+++ ENTRIES SHOWN

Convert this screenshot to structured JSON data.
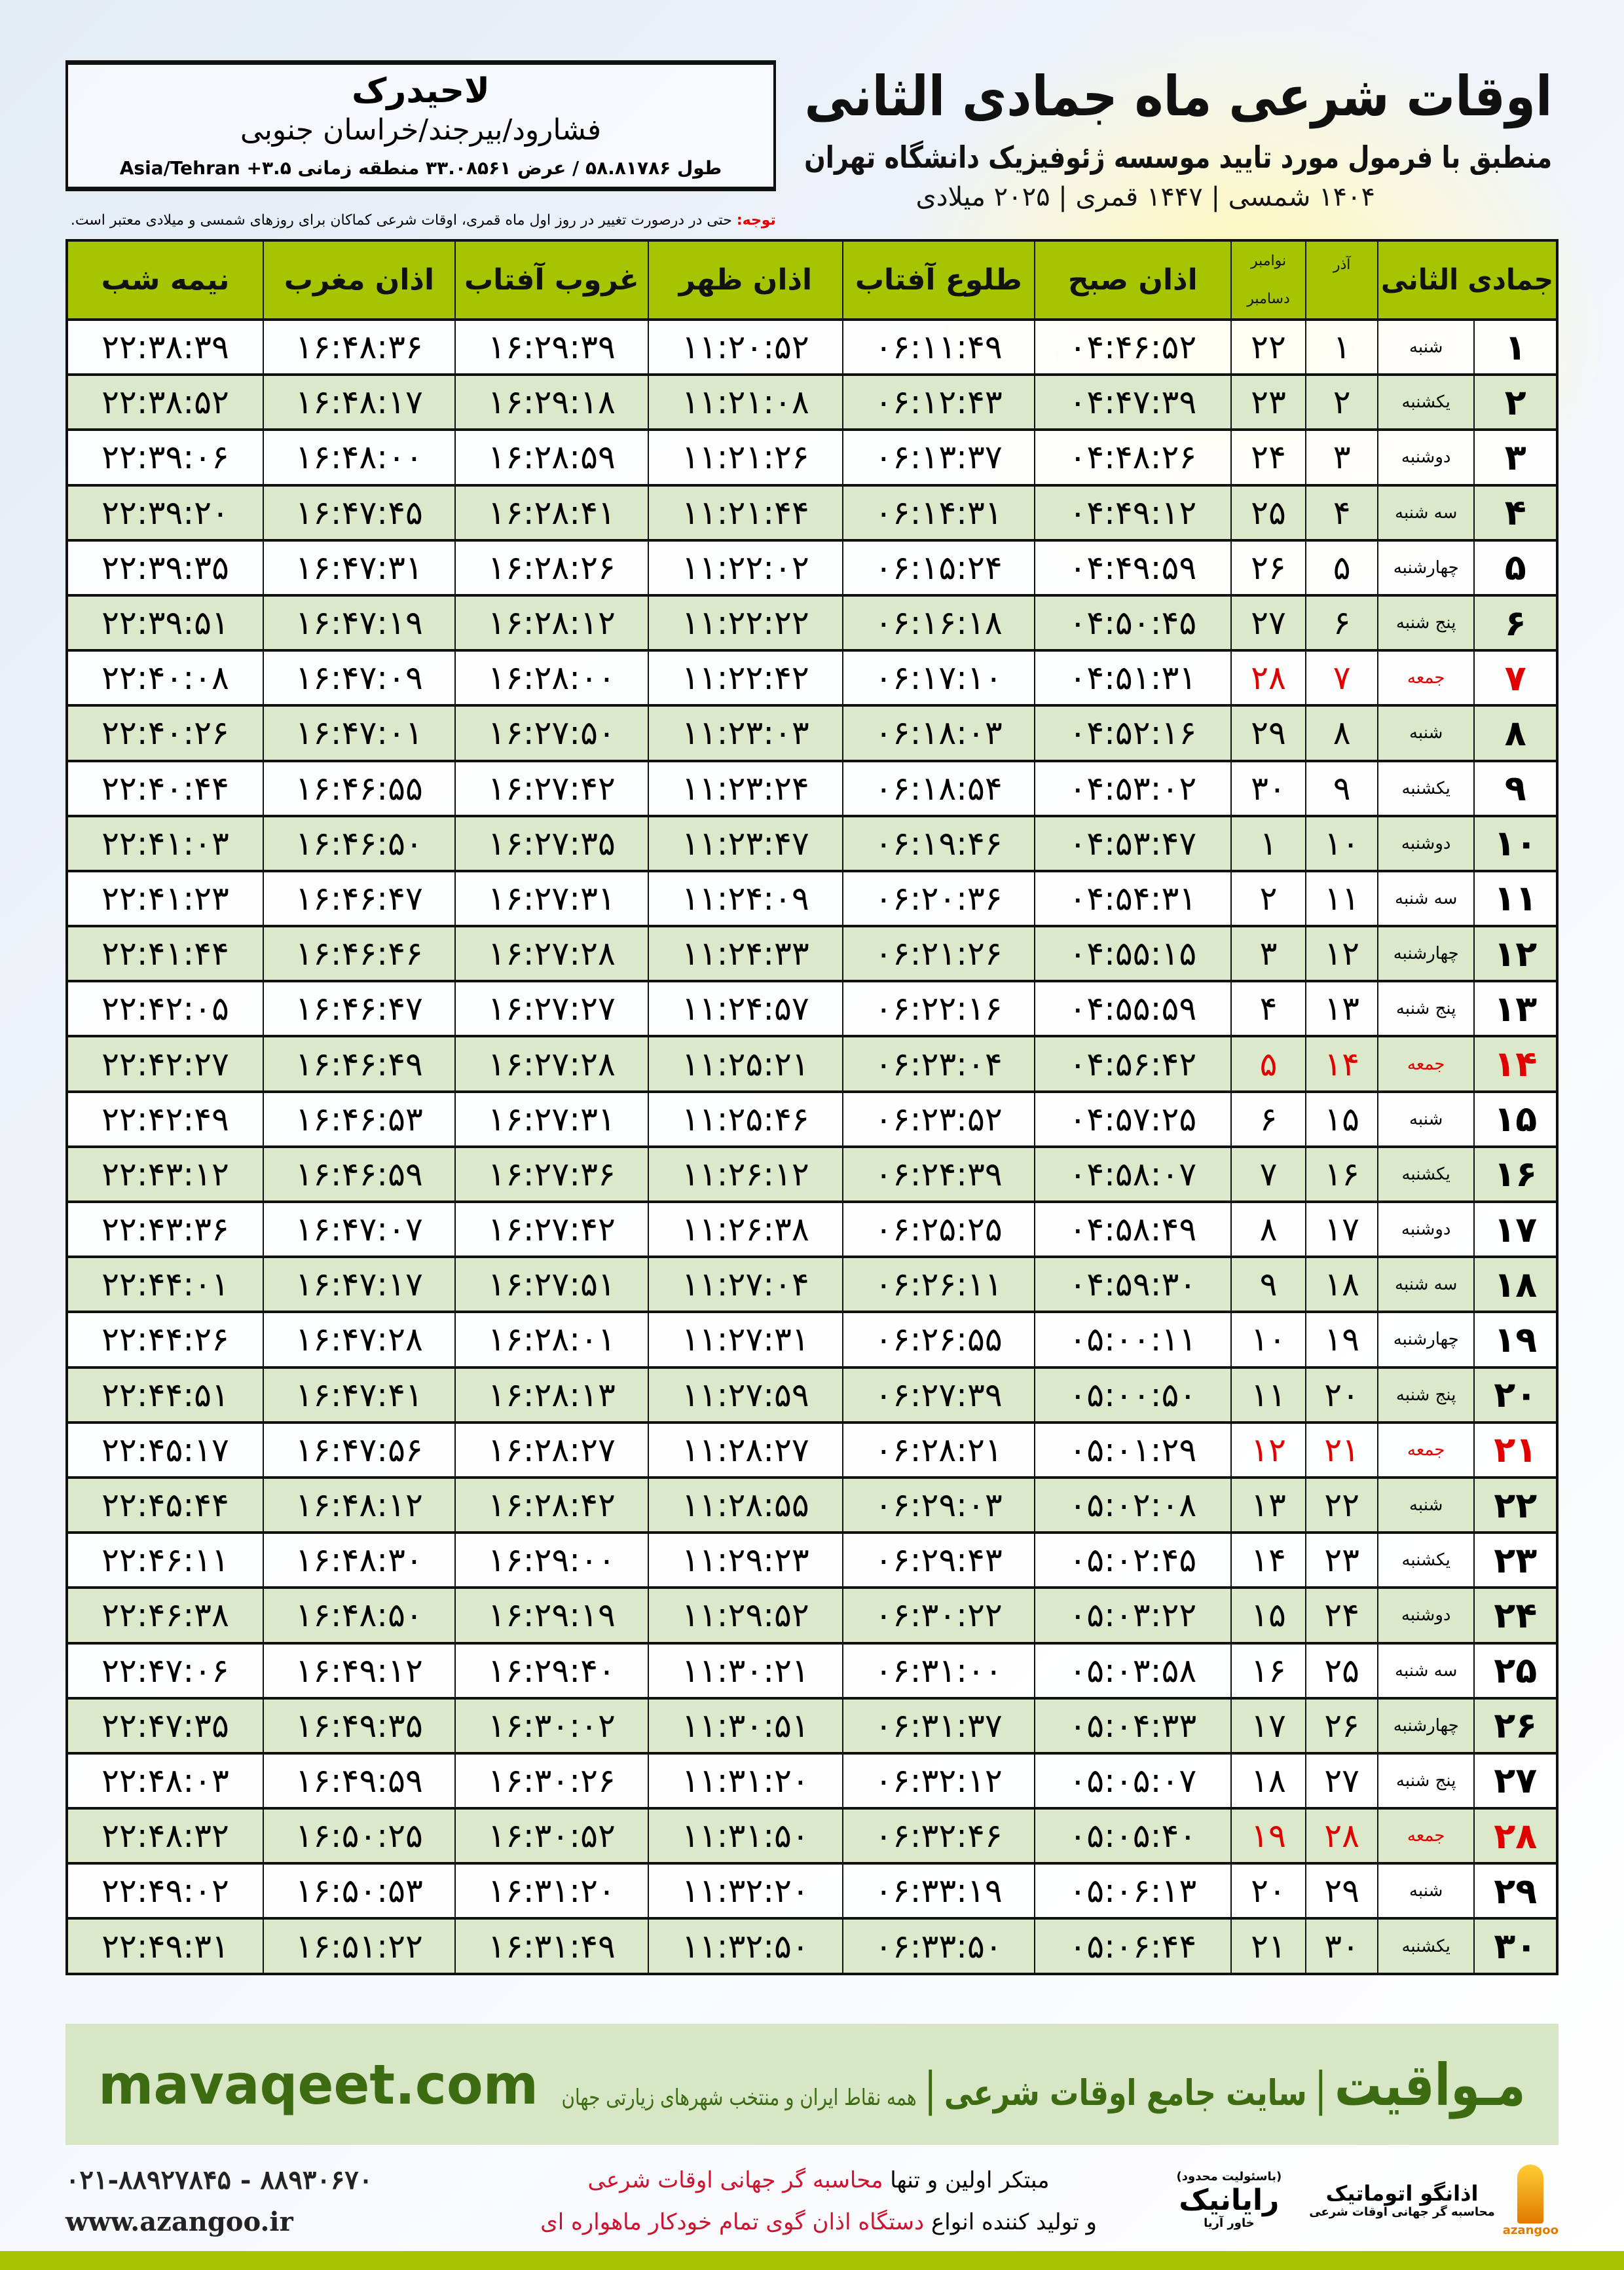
{
  "header": {
    "title": "اوقات شرعی ماه جمادی الثانی",
    "subtitle": "منطبق با فرمول مورد تایید موسسه ژئوفیزیک دانشگاه تهران",
    "years": "۱۴۰۴ شمسی | ۱۴۴۷ قمری | ۲۰۲۵ میلادی"
  },
  "location": {
    "name": "لاحیدرک",
    "path": "فشارود/بیرجند/خراسان جنوبی",
    "coords": "طول ۵۸.۸۱۷۸۶ / عرض ۳۳.۰۸۵۶۱ منطقه زمانی ۳.۵+ Asia/Tehran"
  },
  "note": {
    "label": "توجه:",
    "text": " حتی در درصورت تغییر در روز اول ماه قمری، اوقات شرعی کماکان برای روزهای شمسی و میلادی معتبر است."
  },
  "colors": {
    "header_green": "#a6c400",
    "row_green": "#dbe8c9",
    "holiday_red": "#e00000",
    "brand_green": "#3d6b12"
  },
  "table": {
    "columns": {
      "day": "جمادی الثانی",
      "azar": "آذر",
      "nov": "نوامبر",
      "dec": "دسامبر",
      "fajr": "اذان صبح",
      "sunrise": "طلوع آفتاب",
      "dhuhr": "اذان ظهر",
      "sunset": "غروب آفتاب",
      "maghrib": "اذان مغرب",
      "midnight": "نیمه شب"
    },
    "rows": [
      {
        "d": "۱",
        "w": "شنبه",
        "az": "۱",
        "nd": "۲۲",
        "t": [
          "۰۴:۴۶:۵۲",
          "۰۶:۱۱:۴۹",
          "۱۱:۲۰:۵۲",
          "۱۶:۲۹:۳۹",
          "۱۶:۴۸:۳۶",
          "۲۲:۳۸:۳۹"
        ],
        "holiday": false
      },
      {
        "d": "۲",
        "w": "یکشنبه",
        "az": "۲",
        "nd": "۲۳",
        "t": [
          "۰۴:۴۷:۳۹",
          "۰۶:۱۲:۴۳",
          "۱۱:۲۱:۰۸",
          "۱۶:۲۹:۱۸",
          "۱۶:۴۸:۱۷",
          "۲۲:۳۸:۵۲"
        ],
        "holiday": false
      },
      {
        "d": "۳",
        "w": "دوشنبه",
        "az": "۳",
        "nd": "۲۴",
        "t": [
          "۰۴:۴۸:۲۶",
          "۰۶:۱۳:۳۷",
          "۱۱:۲۱:۲۶",
          "۱۶:۲۸:۵۹",
          "۱۶:۴۸:۰۰",
          "۲۲:۳۹:۰۶"
        ],
        "holiday": false
      },
      {
        "d": "۴",
        "w": "سه شنبه",
        "az": "۴",
        "nd": "۲۵",
        "t": [
          "۰۴:۴۹:۱۲",
          "۰۶:۱۴:۳۱",
          "۱۱:۲۱:۴۴",
          "۱۶:۲۸:۴۱",
          "۱۶:۴۷:۴۵",
          "۲۲:۳۹:۲۰"
        ],
        "holiday": false
      },
      {
        "d": "۵",
        "w": "چهارشنبه",
        "az": "۵",
        "nd": "۲۶",
        "t": [
          "۰۴:۴۹:۵۹",
          "۰۶:۱۵:۲۴",
          "۱۱:۲۲:۰۲",
          "۱۶:۲۸:۲۶",
          "۱۶:۴۷:۳۱",
          "۲۲:۳۹:۳۵"
        ],
        "holiday": false
      },
      {
        "d": "۶",
        "w": "پنج شنبه",
        "az": "۶",
        "nd": "۲۷",
        "t": [
          "۰۴:۵۰:۴۵",
          "۰۶:۱۶:۱۸",
          "۱۱:۲۲:۲۲",
          "۱۶:۲۸:۱۲",
          "۱۶:۴۷:۱۹",
          "۲۲:۳۹:۵۱"
        ],
        "holiday": false
      },
      {
        "d": "۷",
        "w": "جمعه",
        "az": "۷",
        "nd": "۲۸",
        "t": [
          "۰۴:۵۱:۳۱",
          "۰۶:۱۷:۱۰",
          "۱۱:۲۲:۴۲",
          "۱۶:۲۸:۰۰",
          "۱۶:۴۷:۰۹",
          "۲۲:۴۰:۰۸"
        ],
        "holiday": true
      },
      {
        "d": "۸",
        "w": "شنبه",
        "az": "۸",
        "nd": "۲۹",
        "t": [
          "۰۴:۵۲:۱۶",
          "۰۶:۱۸:۰۳",
          "۱۱:۲۳:۰۳",
          "۱۶:۲۷:۵۰",
          "۱۶:۴۷:۰۱",
          "۲۲:۴۰:۲۶"
        ],
        "holiday": false
      },
      {
        "d": "۹",
        "w": "یکشنبه",
        "az": "۹",
        "nd": "۳۰",
        "t": [
          "۰۴:۵۳:۰۲",
          "۰۶:۱۸:۵۴",
          "۱۱:۲۳:۲۴",
          "۱۶:۲۷:۴۲",
          "۱۶:۴۶:۵۵",
          "۲۲:۴۰:۴۴"
        ],
        "holiday": false
      },
      {
        "d": "۱۰",
        "w": "دوشنبه",
        "az": "۱۰",
        "nd": "۱",
        "t": [
          "۰۴:۵۳:۴۷",
          "۰۶:۱۹:۴۶",
          "۱۱:۲۳:۴۷",
          "۱۶:۲۷:۳۵",
          "۱۶:۴۶:۵۰",
          "۲۲:۴۱:۰۳"
        ],
        "holiday": false
      },
      {
        "d": "۱۱",
        "w": "سه شنبه",
        "az": "۱۱",
        "nd": "۲",
        "t": [
          "۰۴:۵۴:۳۱",
          "۰۶:۲۰:۳۶",
          "۱۱:۲۴:۰۹",
          "۱۶:۲۷:۳۱",
          "۱۶:۴۶:۴۷",
          "۲۲:۴۱:۲۳"
        ],
        "holiday": false
      },
      {
        "d": "۱۲",
        "w": "چهارشنبه",
        "az": "۱۲",
        "nd": "۳",
        "t": [
          "۰۴:۵۵:۱۵",
          "۰۶:۲۱:۲۶",
          "۱۱:۲۴:۳۳",
          "۱۶:۲۷:۲۸",
          "۱۶:۴۶:۴۶",
          "۲۲:۴۱:۴۴"
        ],
        "holiday": false
      },
      {
        "d": "۱۳",
        "w": "پنج شنبه",
        "az": "۱۳",
        "nd": "۴",
        "t": [
          "۰۴:۵۵:۵۹",
          "۰۶:۲۲:۱۶",
          "۱۱:۲۴:۵۷",
          "۱۶:۲۷:۲۷",
          "۱۶:۴۶:۴۷",
          "۲۲:۴۲:۰۵"
        ],
        "holiday": false
      },
      {
        "d": "۱۴",
        "w": "جمعه",
        "az": "۱۴",
        "nd": "۵",
        "t": [
          "۰۴:۵۶:۴۲",
          "۰۶:۲۳:۰۴",
          "۱۱:۲۵:۲۱",
          "۱۶:۲۷:۲۸",
          "۱۶:۴۶:۴۹",
          "۲۲:۴۲:۲۷"
        ],
        "holiday": true
      },
      {
        "d": "۱۵",
        "w": "شنبه",
        "az": "۱۵",
        "nd": "۶",
        "t": [
          "۰۴:۵۷:۲۵",
          "۰۶:۲۳:۵۲",
          "۱۱:۲۵:۴۶",
          "۱۶:۲۷:۳۱",
          "۱۶:۴۶:۵۳",
          "۲۲:۴۲:۴۹"
        ],
        "holiday": false
      },
      {
        "d": "۱۶",
        "w": "یکشنبه",
        "az": "۱۶",
        "nd": "۷",
        "t": [
          "۰۴:۵۸:۰۷",
          "۰۶:۲۴:۳۹",
          "۱۱:۲۶:۱۲",
          "۱۶:۲۷:۳۶",
          "۱۶:۴۶:۵۹",
          "۲۲:۴۳:۱۲"
        ],
        "holiday": false
      },
      {
        "d": "۱۷",
        "w": "دوشنبه",
        "az": "۱۷",
        "nd": "۸",
        "t": [
          "۰۴:۵۸:۴۹",
          "۰۶:۲۵:۲۵",
          "۱۱:۲۶:۳۸",
          "۱۶:۲۷:۴۲",
          "۱۶:۴۷:۰۷",
          "۲۲:۴۳:۳۶"
        ],
        "holiday": false
      },
      {
        "d": "۱۸",
        "w": "سه شنبه",
        "az": "۱۸",
        "nd": "۹",
        "t": [
          "۰۴:۵۹:۳۰",
          "۰۶:۲۶:۱۱",
          "۱۱:۲۷:۰۴",
          "۱۶:۲۷:۵۱",
          "۱۶:۴۷:۱۷",
          "۲۲:۴۴:۰۱"
        ],
        "holiday": false
      },
      {
        "d": "۱۹",
        "w": "چهارشنبه",
        "az": "۱۹",
        "nd": "۱۰",
        "t": [
          "۰۵:۰۰:۱۱",
          "۰۶:۲۶:۵۵",
          "۱۱:۲۷:۳۱",
          "۱۶:۲۸:۰۱",
          "۱۶:۴۷:۲۸",
          "۲۲:۴۴:۲۶"
        ],
        "holiday": false
      },
      {
        "d": "۲۰",
        "w": "پنج شنبه",
        "az": "۲۰",
        "nd": "۱۱",
        "t": [
          "۰۵:۰۰:۵۰",
          "۰۶:۲۷:۳۹",
          "۱۱:۲۷:۵۹",
          "۱۶:۲۸:۱۳",
          "۱۶:۴۷:۴۱",
          "۲۲:۴۴:۵۱"
        ],
        "holiday": false
      },
      {
        "d": "۲۱",
        "w": "جمعه",
        "az": "۲۱",
        "nd": "۱۲",
        "t": [
          "۰۵:۰۱:۲۹",
          "۰۶:۲۸:۲۱",
          "۱۱:۲۸:۲۷",
          "۱۶:۲۸:۲۷",
          "۱۶:۴۷:۵۶",
          "۲۲:۴۵:۱۷"
        ],
        "holiday": true
      },
      {
        "d": "۲۲",
        "w": "شنبه",
        "az": "۲۲",
        "nd": "۱۳",
        "t": [
          "۰۵:۰۲:۰۸",
          "۰۶:۲۹:۰۳",
          "۱۱:۲۸:۵۵",
          "۱۶:۲۸:۴۲",
          "۱۶:۴۸:۱۲",
          "۲۲:۴۵:۴۴"
        ],
        "holiday": false
      },
      {
        "d": "۲۳",
        "w": "یکشنبه",
        "az": "۲۳",
        "nd": "۱۴",
        "t": [
          "۰۵:۰۲:۴۵",
          "۰۶:۲۹:۴۳",
          "۱۱:۲۹:۲۳",
          "۱۶:۲۹:۰۰",
          "۱۶:۴۸:۳۰",
          "۲۲:۴۶:۱۱"
        ],
        "holiday": false
      },
      {
        "d": "۲۴",
        "w": "دوشنبه",
        "az": "۲۴",
        "nd": "۱۵",
        "t": [
          "۰۵:۰۳:۲۲",
          "۰۶:۳۰:۲۲",
          "۱۱:۲۹:۵۲",
          "۱۶:۲۹:۱۹",
          "۱۶:۴۸:۵۰",
          "۲۲:۴۶:۳۸"
        ],
        "holiday": false
      },
      {
        "d": "۲۵",
        "w": "سه شنبه",
        "az": "۲۵",
        "nd": "۱۶",
        "t": [
          "۰۵:۰۳:۵۸",
          "۰۶:۳۱:۰۰",
          "۱۱:۳۰:۲۱",
          "۱۶:۲۹:۴۰",
          "۱۶:۴۹:۱۲",
          "۲۲:۴۷:۰۶"
        ],
        "holiday": false
      },
      {
        "d": "۲۶",
        "w": "چهارشنبه",
        "az": "۲۶",
        "nd": "۱۷",
        "t": [
          "۰۵:۰۴:۳۳",
          "۰۶:۳۱:۳۷",
          "۱۱:۳۰:۵۱",
          "۱۶:۳۰:۰۲",
          "۱۶:۴۹:۳۵",
          "۲۲:۴۷:۳۵"
        ],
        "holiday": false
      },
      {
        "d": "۲۷",
        "w": "پنج شنبه",
        "az": "۲۷",
        "nd": "۱۸",
        "t": [
          "۰۵:۰۵:۰۷",
          "۰۶:۳۲:۱۲",
          "۱۱:۳۱:۲۰",
          "۱۶:۳۰:۲۶",
          "۱۶:۴۹:۵۹",
          "۲۲:۴۸:۰۳"
        ],
        "holiday": false
      },
      {
        "d": "۲۸",
        "w": "جمعه",
        "az": "۲۸",
        "nd": "۱۹",
        "t": [
          "۰۵:۰۵:۴۰",
          "۰۶:۳۲:۴۶",
          "۱۱:۳۱:۵۰",
          "۱۶:۳۰:۵۲",
          "۱۶:۵۰:۲۵",
          "۲۲:۴۸:۳۲"
        ],
        "holiday": true
      },
      {
        "d": "۲۹",
        "w": "شنبه",
        "az": "۲۹",
        "nd": "۲۰",
        "t": [
          "۰۵:۰۶:۱۳",
          "۰۶:۳۳:۱۹",
          "۱۱:۳۲:۲۰",
          "۱۶:۳۱:۲۰",
          "۱۶:۵۰:۵۳",
          "۲۲:۴۹:۰۲"
        ],
        "holiday": false
      },
      {
        "d": "۳۰",
        "w": "یکشنبه",
        "az": "۳۰",
        "nd": "۲۱",
        "t": [
          "۰۵:۰۶:۴۴",
          "۰۶:۳۳:۵۰",
          "۱۱:۳۲:۵۰",
          "۱۶:۳۱:۴۹",
          "۱۶:۵۱:۲۲",
          "۲۲:۴۹:۳۱"
        ],
        "holiday": false
      }
    ]
  },
  "footer": {
    "brand": "مـواقیت",
    "brand_sub": "سایت جامع اوقات شرعی",
    "brand_sub2": "همه نقاط ایران و منتخب شهرهای زیارتی جهان",
    "separator": "|",
    "site": "mavaqeet.com",
    "logo1_name": "اذانگو اتوماتیک",
    "logo1_sub": "محاسبه گر جهانی اوقات شرعی",
    "logo1_latin": "azangoo",
    "logo2_note": "(باسئولیت محدود)",
    "logo2_name": "رایانیک",
    "logo2_sub": "خاور آریا",
    "promo1_a": "مبتکر اولین و تنها ",
    "promo1_b": "محاسبه گر جهانی اوقات شرعی",
    "promo2_a": "و تولید کننده انواع ",
    "promo2_b": "دستگاه اذان گوی تمام خودکار ماهواره ای",
    "phone": "۰۲۱-۸۸۹۲۷۸۴۵ - ۸۸۹۳۰۶۷۰",
    "web": "www.azangoo.ir"
  }
}
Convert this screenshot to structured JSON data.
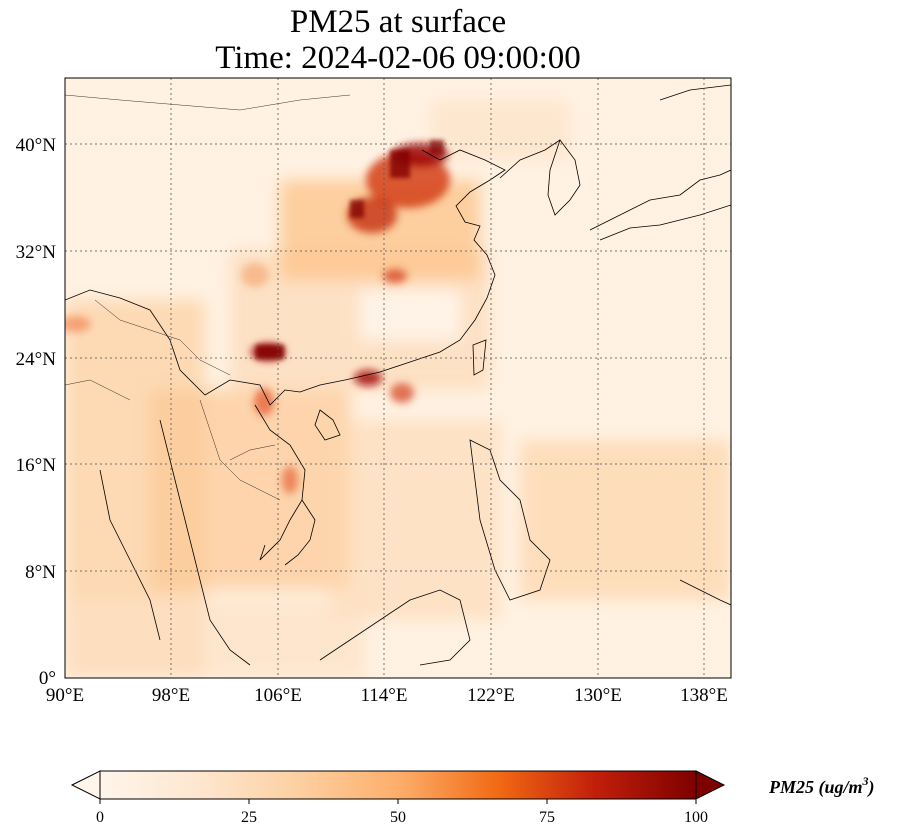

++++++

• [GIVEN TASK]
List each line holding the string "الثانی".

• [WRITTEN ANSWER]
    "title": "اوقات شرعی ماه جمادی الثانی",
      "day": "جمادی الثانی",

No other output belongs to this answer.